:: EXERCISE DESCRIPTION ::
Every record should be repeated exactly, except that pictures are left out.

:: AVAILABLE RECORDS ::
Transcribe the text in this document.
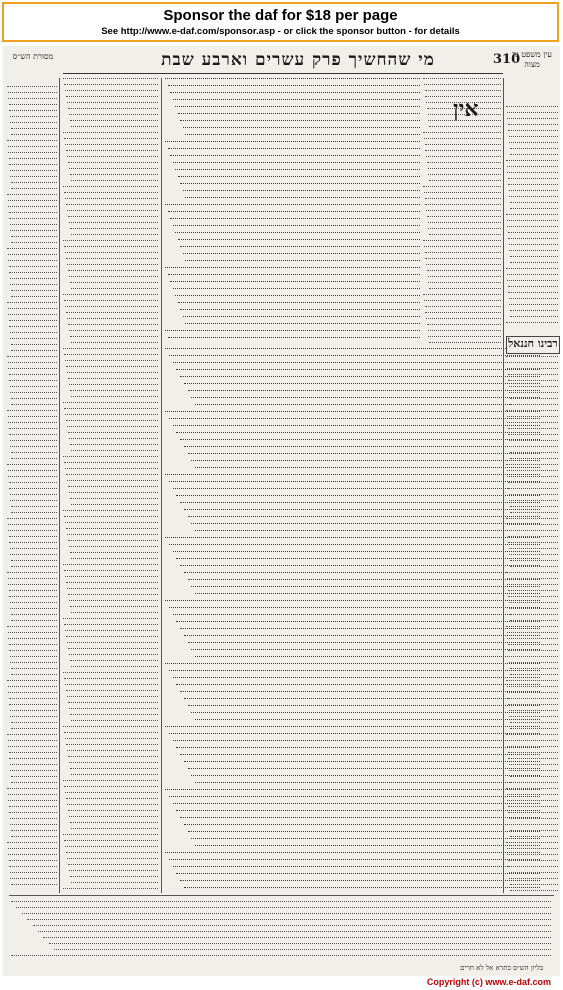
Sponsor the daf for $18 per page
See http://www.e-daf.com/sponsor.asp - or click the sponsor button - for details
מסורת הש״ס	מי שהחשיך פרק עשרים וארבע שבת	310
עין משפט נר מצוה
אין
רבינו חננאל
בליון הש״ס בתרא אל לא חרים
Copyright (c) www.e-daf.com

:: IN RESPONSE ::
Transcribe the text in this document.
Sponsor the daf for $18 per page
See http://www.e-daf.com/sponsor.asp - or click the sponsor button - for details
מסורת הש״ס	מי שהחשיך פרק עשרים וארבע שבת	310
עין משפט נר מצוה
אין
רבינו חננאל
בליון הש״ס בתרא אל לא חרים
Copyright (c) www.e-daf.com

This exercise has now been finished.